## start Material supplied
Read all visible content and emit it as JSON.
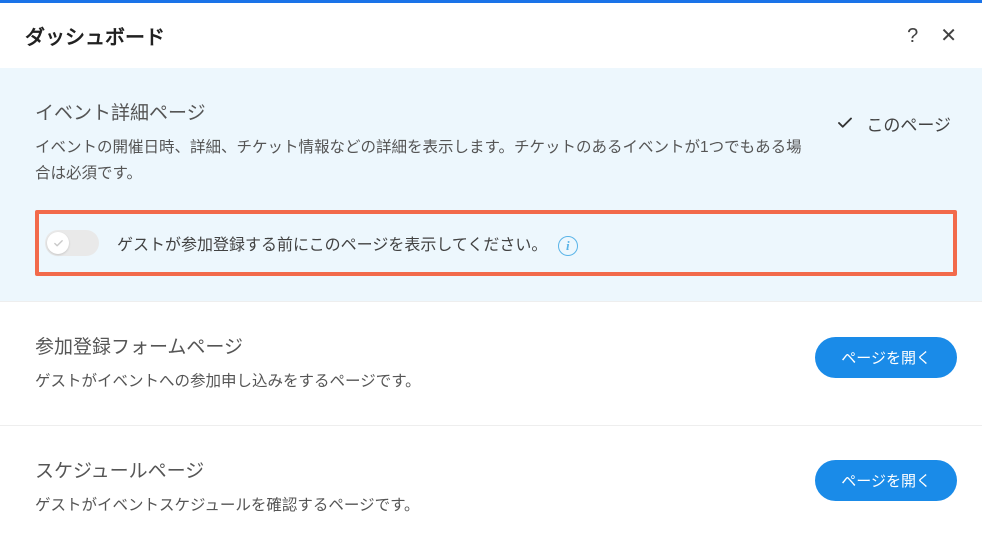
{
  "header": {
    "title": "ダッシュボード"
  },
  "sections": {
    "event_detail": {
      "title": "イベント詳細ページ",
      "desc": "イベントの開催日時、詳細、チケット情報などの詳細を表示します。チケットのあるイベントが1つでもある場合は必須です。",
      "this_page_label": "このページ",
      "toggle_label": "ゲストが参加登録する前にこのページを表示してください。"
    },
    "registration": {
      "title": "参加登録フォームページ",
      "desc": "ゲストがイベントへの参加申し込みをするページです。",
      "button": "ページを開く"
    },
    "schedule": {
      "title": "スケジュールページ",
      "desc": "ゲストがイベントスケジュールを確認するページです。",
      "button": "ページを開く"
    }
  },
  "info_glyph": "i"
}
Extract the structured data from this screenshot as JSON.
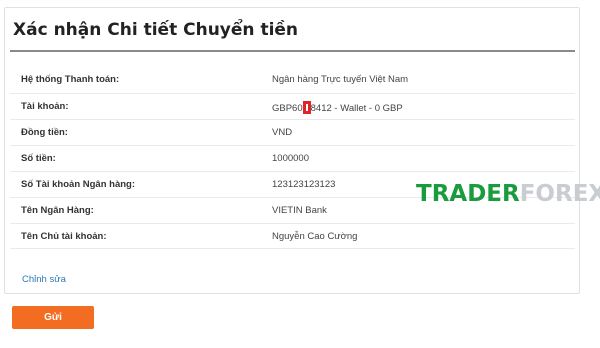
## end Material supplied
Output the full set of records above without changing a word, and drop the images.

Read all visible content and emit it as JSON.
{
  "header": {
    "title": "ダッシュボード"
  },
  "sections": {
    "event_detail": {
      "title": "イベント詳細ページ",
      "desc": "イベントの開催日時、詳細、チケット情報などの詳細を表示します。チケットのあるイベントが1つでもある場合は必須です。",
      "this_page_label": "このページ",
      "toggle_label": "ゲストが参加登録する前にこのページを表示してください。"
    },
    "registration": {
      "title": "参加登録フォームページ",
      "desc": "ゲストがイベントへの参加申し込みをするページです。",
      "button": "ページを開く"
    },
    "schedule": {
      "title": "スケジュールページ",
      "desc": "ゲストがイベントスケジュールを確認するページです。",
      "button": "ページを開く"
    }
  },
  "info_glyph": "i"
}
Extract the structured data from this screenshot as JSON.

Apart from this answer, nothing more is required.